__Exercise aim__:
Quote every line of the data below as it stands, omitting pictures.

__Source material__:
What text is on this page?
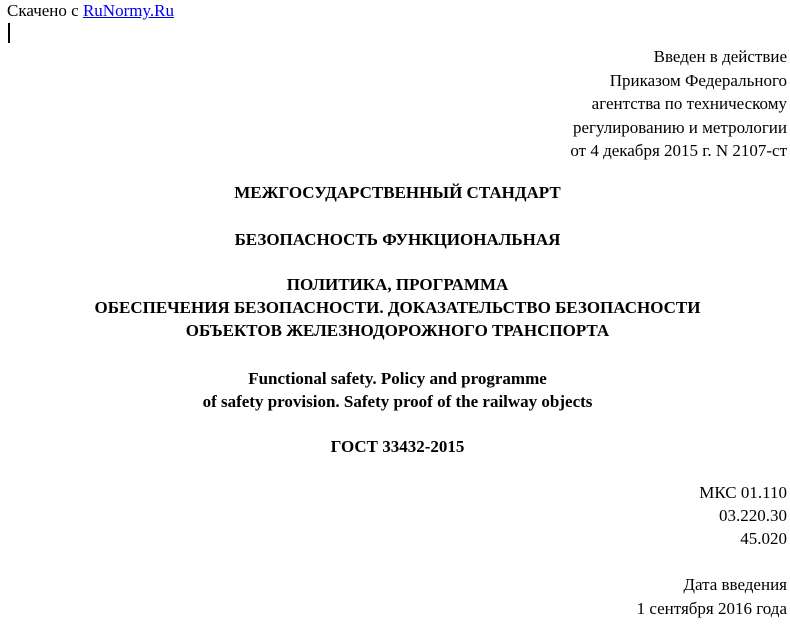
Скачено с RuNormy.Ru
Введен в действие
Приказом Федерального
агентства по техническому
регулированию и метрологии
от 4 декабря 2015 г. N 2107-ст
МЕЖГОСУДАРСТВЕННЫЙ СТАНДАРТ
БЕЗОПАСНОСТЬ ФУНКЦИОНАЛЬНАЯ
ПОЛИТИКА, ПРОГРАММА
ОБЕСПЕЧЕНИЯ БЕЗОПАСНОСТИ. ДОКАЗАТЕЛЬСТВО БЕЗОПАСНОСТИ
ОБЪЕКТОВ ЖЕЛЕЗНОДОРОЖНОГО ТРАНСПОРТА
Functional safety. Policy and programme
of safety provision. Safety proof of the railway objects
ГОСТ 33432-2015
МКС 01.110
03.220.30
45.020
Дата введения
1 сентября 2016 года
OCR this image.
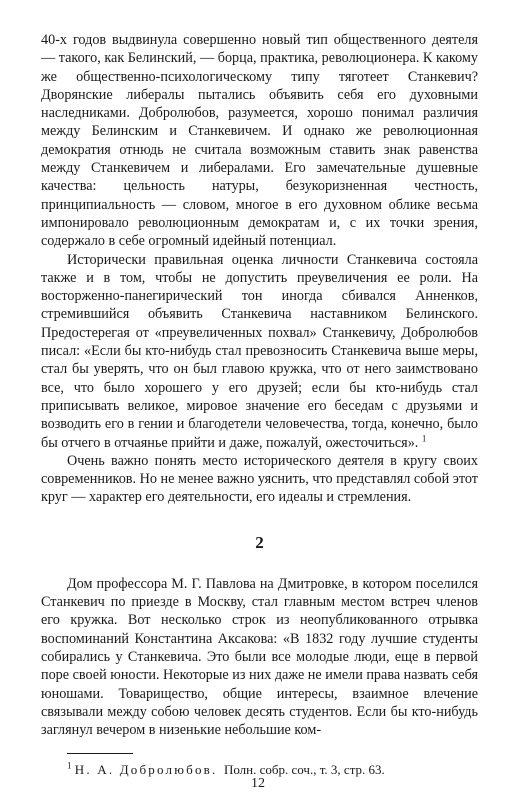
40-х годов выдвинула совершенно новый тип общественного деятеля — такого, как Белинский, — борца, практика, революционера. К какому же общественно-психологическому типу тяготеет Станкевич? Дворянские либералы пытались объявить себя его духовными наследниками. Добролюбов, разумеется, хорошо понимал различия между Белинским и Станкевичем. И однако же революционная демократия отнюдь не считала возможным ставить знак равенства между Станкевичем и либералами. Его замечательные душевные качества: цельность натуры, безукоризненная честность, принципиальность — словом, многое в его духовном облике весьма импонировало революционным демократам и, с их точки зрения, содержало в себе огромный идейный потенциал.

Исторически правильная оценка личности Станкевича состояла также и в том, чтобы не допустить преувеличения ее роли. На восторженно-панегирический тон иногда сбивался Анненков, стремившийся объявить Станкевича наставником Белинского. Предостерегая от «преувеличенных похвал» Станкевичу, Добролюбов писал: «Если бы кто-нибудь стал превозносить Станкевича выше меры, стал бы уверять, что он был главою кружка, что от него заимствовано все, что было хорошего у его друзей; если бы кто-нибудь стал приписывать великое, мировое значение его беседам с друзьями и возводить его в гении и благодетели человечества, тогда, конечно, было бы отчего в отчаянье прийти и даже, пожалуй, ожесточиться». $^1$

Очень важно понять место исторического деятеля в кругу своих современников. Но не менее важно уяснить, что представлял собой этот круг — характер его деятельности, его идеалы и стремления.

2

Дом профессора М. Г. Павлова на Дмитровке, в котором поселился Станкевич по приезде в Москву, стал главным местом встреч членов его кружка. Вот несколько строк из неопубликованного отрывка воспоминаний Константина Аксакова: «В 1832 году лучшие студенты собирались у Станкевича. Это были все молодые люди, еще в первой поре своей юности. Некоторые из них даже не имели права назвать себя юношами. Товарищество, общие интересы, взаимное влечение связывали между собою человек десять студентов. Если бы кто-нибудь заглянул вечером в низенькие небольшие ком-

$^1$ Н. А. Добролюбов. Полн. собр. соч., т. 3, стр. 63.

12
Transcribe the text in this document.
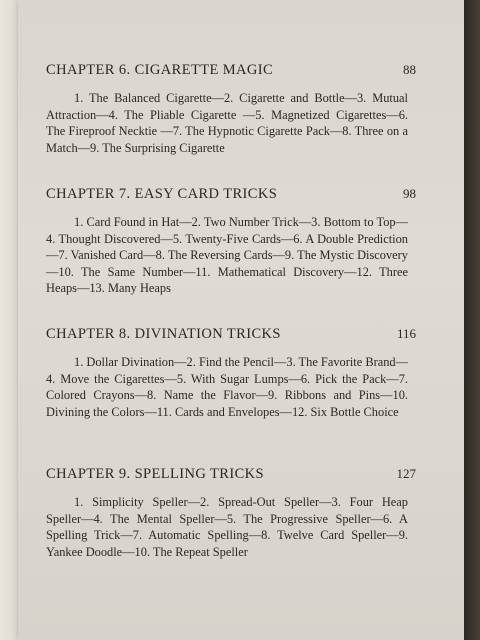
CHAPTER 6. CIGARETTE MAGIC	88
1. The Balanced Cigarette—2. Cigarette and Bottle—3. Mutual Attraction—4. The Pliable Cigarette —5. Magnetized Cigarettes—6. The Fireproof Necktie —7. The Hypnotic Cigarette Pack—8. Three on a Match—9. The Surprising Cigarette
CHAPTER 7. EASY CARD TRICKS	98
1. Card Found in Hat—2. Two Number Trick—3. Bottom to Top—4. Thought Discovered—5. Twenty-Five Cards—6. A Double Prediction—7. Vanished Card—8. The Reversing Cards—9. The Mystic Discovery—10. The Same Number—11. Mathematical Discovery—12. Three Heaps—13. Many Heaps
CHAPTER 8. DIVINATION TRICKS	116
1. Dollar Divination—2. Find the Pencil—3. The Favorite Brand—4. Move the Cigarettes—5. With Sugar Lumps—6. Pick the Pack—7. Colored Crayons—8. Name the Flavor—9. Ribbons and Pins—10. Divining the Colors—11. Cards and Envelopes—12. Six Bottle Choice
CHAPTER 9. SPELLING TRICKS	127
1. Simplicity Speller—2. Spread-Out Speller—3. Four Heap Speller—4. The Mental Speller—5. The Progressive Speller—6. A Spelling Trick—7. Automatic Spelling—8. Twelve Card Speller—9. Yankee Doodle—10. The Repeat Speller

__Reply__:
What text is on this page?
Скачено с RuNormy.Ru
Введен в действие
Приказом Федерального
агентства по техническому
регулированию и метрологии
от 4 декабря 2015 г. N 2107-ст
МЕЖГОСУДАРСТВЕННЫЙ СТАНДАРТ
БЕЗОПАСНОСТЬ ФУНКЦИОНАЛЬНАЯ
ПОЛИТИКА, ПРОГРАММА
ОБЕСПЕЧЕНИЯ БЕЗОПАСНОСТИ. ДОКАЗАТЕЛЬСТВО БЕЗОПАСНОСТИ
ОБЪЕКТОВ ЖЕЛЕЗНОДОРОЖНОГО ТРАНСПОРТА
Functional safety. Policy and programme
of safety provision. Safety proof of the railway objects
ГОСТ 33432-2015
МКС 01.110
03.220.30
45.020
Дата введения
1 сентября 2016 года
OCR this image.
40-х годов выдвинула совершенно новый тип общественного деятеля — такого, как Белинский, — борца, практика, революционера. К какому же общественно-психологическому типу тяготеет Станкевич? Дворянские либералы пытались объявить себя его духовными наследниками. Добролюбов, разумеется, хорошо понимал различия между Белинским и Станкевичем. И однако же революционная демократия отнюдь не считала возможным ставить знак равенства между Станкевичем и либералами. Его замечательные душевные качества: цельность натуры, безукоризненная честность, принципиальность — словом, многое в его духовном облике весьма импонировало революционным демократам и, с их точки зрения, содержало в себе огромный идейный потенциал.

Исторически правильная оценка личности Станкевича состояла также и в том, чтобы не допустить преувеличения ее роли. На восторженно-панегирический тон иногда сбивался Анненков, стремившийся объявить Станкевича наставником Белинского. Предостерегая от «преувеличенных похвал» Станкевичу, Добролюбов писал: «Если бы кто-нибудь стал превозносить Станкевича выше меры, стал бы уверять, что он был главою кружка, что от него заимствовано все, что было хорошего у его друзей; если бы кто-нибудь стал приписывать великое, мировое значение его беседам с друзьями и возводить его в гении и благодетели человечества, тогда, конечно, было бы отчего в отчаянье прийти и даже, пожалуй, ожесточиться». $^1$

Очень важно понять место исторического деятеля в кругу своих современников. Но не менее важно уяснить, что представлял собой этот круг — характер его деятельности, его идеалы и стремления.

2

Дом профессора М. Г. Павлова на Дмитровке, в котором поселился Станкевич по приезде в Москву, стал главным местом встреч членов его кружка. Вот несколько строк из неопубликованного отрывка воспоминаний Константина Аксакова: «В 1832 году лучшие студенты собирались у Станкевича. Это были все молодые люди, еще в первой поре своей юности. Некоторые из них даже не имели права назвать себя юношами. Товарищество, общие интересы, взаимное влечение связывали между собою человек десять студентов. Если бы кто-нибудь заглянул вечером в низенькие небольшие ком-

$^1$ Н. А. Добролюбов. Полн. собр. соч., т. 3, стр. 63.

12
Transcribe the text in this document.
CHAPTER 6. CIGARETTE MAGIC	88
1. The Balanced Cigarette—2. Cigarette and Bottle—3. Mutual Attraction—4. The Pliable Cigarette —5. Magnetized Cigarettes—6. The Fireproof Necktie —7. The Hypnotic Cigarette Pack—8. Three on a Match—9. The Surprising Cigarette
CHAPTER 7. EASY CARD TRICKS	98
1. Card Found in Hat—2. Two Number Trick—3. Bottom to Top—4. Thought Discovered—5. Twenty-Five Cards—6. A Double Prediction—7. Vanished Card—8. The Reversing Cards—9. The Mystic Discovery—10. The Same Number—11. Mathematical Discovery—12. Three Heaps—13. Many Heaps
CHAPTER 8. DIVINATION TRICKS	116
1. Dollar Divination—2. Find the Pencil—3. The Favorite Brand—4. Move the Cigarettes—5. With Sugar Lumps—6. Pick the Pack—7. Colored Crayons—8. Name the Flavor—9. Ribbons and Pins—10. Divining the Colors—11. Cards and Envelopes—12. Six Bottle Choice
CHAPTER 9. SPELLING TRICKS	127
1. Simplicity Speller—2. Spread-Out Speller—3. Four Heap Speller—4. The Mental Speller—5. The Progressive Speller—6. A Spelling Trick—7. Automatic Spelling—8. Twelve Card Speller—9. Yankee Doodle—10. The Repeat Speller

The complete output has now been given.